*What you will do*. Print all the data, keeping every line exactly as it is.

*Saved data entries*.
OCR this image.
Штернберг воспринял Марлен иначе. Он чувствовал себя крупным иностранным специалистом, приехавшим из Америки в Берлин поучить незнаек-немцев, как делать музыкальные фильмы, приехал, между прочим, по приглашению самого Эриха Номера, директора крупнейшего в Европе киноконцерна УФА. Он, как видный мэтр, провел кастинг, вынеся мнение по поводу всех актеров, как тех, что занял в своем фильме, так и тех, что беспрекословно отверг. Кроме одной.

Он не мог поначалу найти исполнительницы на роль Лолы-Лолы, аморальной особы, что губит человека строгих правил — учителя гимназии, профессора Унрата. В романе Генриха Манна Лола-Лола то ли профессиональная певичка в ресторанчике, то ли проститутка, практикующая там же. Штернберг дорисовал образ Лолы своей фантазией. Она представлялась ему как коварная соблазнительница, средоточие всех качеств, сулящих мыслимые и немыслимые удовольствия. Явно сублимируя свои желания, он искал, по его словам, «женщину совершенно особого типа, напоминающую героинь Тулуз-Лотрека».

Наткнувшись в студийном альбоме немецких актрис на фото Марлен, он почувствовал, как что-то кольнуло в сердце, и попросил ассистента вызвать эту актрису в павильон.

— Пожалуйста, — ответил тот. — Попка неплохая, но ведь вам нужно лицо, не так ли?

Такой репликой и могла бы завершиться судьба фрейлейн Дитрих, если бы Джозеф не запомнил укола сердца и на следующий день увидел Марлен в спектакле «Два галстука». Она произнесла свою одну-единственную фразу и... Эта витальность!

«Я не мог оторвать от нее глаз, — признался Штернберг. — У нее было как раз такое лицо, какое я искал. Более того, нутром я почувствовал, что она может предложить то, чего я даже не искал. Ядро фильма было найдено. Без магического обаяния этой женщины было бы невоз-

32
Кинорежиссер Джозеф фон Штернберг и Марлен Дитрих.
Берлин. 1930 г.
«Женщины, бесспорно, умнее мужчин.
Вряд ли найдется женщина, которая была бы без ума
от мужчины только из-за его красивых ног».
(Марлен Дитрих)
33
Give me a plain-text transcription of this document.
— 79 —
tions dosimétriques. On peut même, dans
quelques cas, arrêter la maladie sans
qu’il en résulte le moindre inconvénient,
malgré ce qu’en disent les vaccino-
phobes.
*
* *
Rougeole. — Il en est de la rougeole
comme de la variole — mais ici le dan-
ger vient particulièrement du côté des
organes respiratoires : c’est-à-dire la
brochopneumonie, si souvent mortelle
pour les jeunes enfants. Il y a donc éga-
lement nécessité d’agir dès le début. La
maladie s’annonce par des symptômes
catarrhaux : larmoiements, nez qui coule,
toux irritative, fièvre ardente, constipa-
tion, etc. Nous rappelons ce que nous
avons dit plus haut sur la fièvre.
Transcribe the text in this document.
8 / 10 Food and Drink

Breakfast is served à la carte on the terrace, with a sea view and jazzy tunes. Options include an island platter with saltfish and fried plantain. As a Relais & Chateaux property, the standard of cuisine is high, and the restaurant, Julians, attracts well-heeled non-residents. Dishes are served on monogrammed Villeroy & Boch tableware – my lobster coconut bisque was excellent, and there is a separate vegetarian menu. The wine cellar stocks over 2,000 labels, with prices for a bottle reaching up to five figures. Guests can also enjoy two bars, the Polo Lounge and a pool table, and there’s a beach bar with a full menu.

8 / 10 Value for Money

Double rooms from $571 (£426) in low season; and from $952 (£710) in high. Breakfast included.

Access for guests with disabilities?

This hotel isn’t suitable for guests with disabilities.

*Result for this task*.
OCR this image.
Штернберг воспринял Марлен иначе. Он чувствовал себя крупным иностранным специалистом, приехавшим из Америки в Берлин поучить незнаек-немцев, как делать музыкальные фильмы, приехал, между прочим, по приглашению самого Эриха Номера, директора крупнейшего в Европе киноконцерна УФА. Он, как видный мэтр, провел кастинг, вынеся мнение по поводу всех актеров, как тех, что занял в своем фильме, так и тех, что беспрекословно отверг. Кроме одной.

Он не мог поначалу найти исполнительницы на роль Лолы-Лолы, аморальной особы, что губит человека строгих правил — учителя гимназии, профессора Унрата. В романе Генриха Манна Лола-Лола то ли профессиональная певичка в ресторанчике, то ли проститутка, практикующая там же. Штернберг дорисовал образ Лолы своей фантазией. Она представлялась ему как коварная соблазнительница, средоточие всех качеств, сулящих мыслимые и немыслимые удовольствия. Явно сублимируя свои желания, он искал, по его словам, «женщину совершенно особого типа, напоминающую героинь Тулуз-Лотрека».

Наткнувшись в студийном альбоме немецких актрис на фото Марлен, он почувствовал, как что-то кольнуло в сердце, и попросил ассистента вызвать эту актрису в павильон.

— Пожалуйста, — ответил тот. — Попка неплохая, но ведь вам нужно лицо, не так ли?

Такой репликой и могла бы завершиться судьба фрейлейн Дитрих, если бы Джозеф не запомнил укола сердца и на следующий день увидел Марлен в спектакле «Два галстука». Она произнесла свою одну-единственную фразу и... Эта витальность!

«Я не мог оторвать от нее глаз, — признался Штернберг. — У нее было как раз такое лицо, какое я искал. Более того, нутром я почувствовал, что она может предложить то, чего я даже не искал. Ядро фильма было найдено. Без магического обаяния этой женщины было бы невоз-

32
Кинорежиссер Джозеф фон Штернберг и Марлен Дитрих.
Берлин. 1930 г.
«Женщины, бесспорно, умнее мужчин.
Вряд ли найдется женщина, которая была бы без ума
от мужчины только из-за его красивых ног».
(Марлен Дитрих)
33
Give me a plain-text transcription of this document.
— 79 —
tions dosimétriques. On peut même, dans
quelques cas, arrêter la maladie sans
qu’il en résulte le moindre inconvénient,
malgré ce qu’en disent les vaccino-
phobes.
*
* *
Rougeole. — Il en est de la rougeole
comme de la variole — mais ici le dan-
ger vient particulièrement du côté des
organes respiratoires : c’est-à-dire la
brochopneumonie, si souvent mortelle
pour les jeunes enfants. Il y a donc éga-
lement nécessité d’agir dès le début. La
maladie s’annonce par des symptômes
catarrhaux : larmoiements, nez qui coule,
toux irritative, fièvre ardente, constipa-
tion, etc. Nous rappelons ce que nous
avons dit plus haut sur la fièvre.
Transcribe the text in this document.
8 / 10 Food and Drink

Breakfast is served à la carte on the terrace, with a sea view and jazzy tunes. Options include an island platter with saltfish and fried plantain. As a Relais & Chateaux property, the standard of cuisine is high, and the restaurant, Julians, attracts well-heeled non-residents. Dishes are served on monogrammed Villeroy & Boch tableware – my lobster coconut bisque was excellent, and there is a separate vegetarian menu. The wine cellar stocks over 2,000 labels, with prices for a bottle reaching up to five figures. Guests can also enjoy two bars, the Polo Lounge and a pool table, and there’s a beach bar with a full menu.

8 / 10 Value for Money

Double rooms from $571 (£426) in low season; and from $952 (£710) in high. Breakfast included.

Access for guests with disabilities?

This hotel isn’t suitable for guests with disabilities.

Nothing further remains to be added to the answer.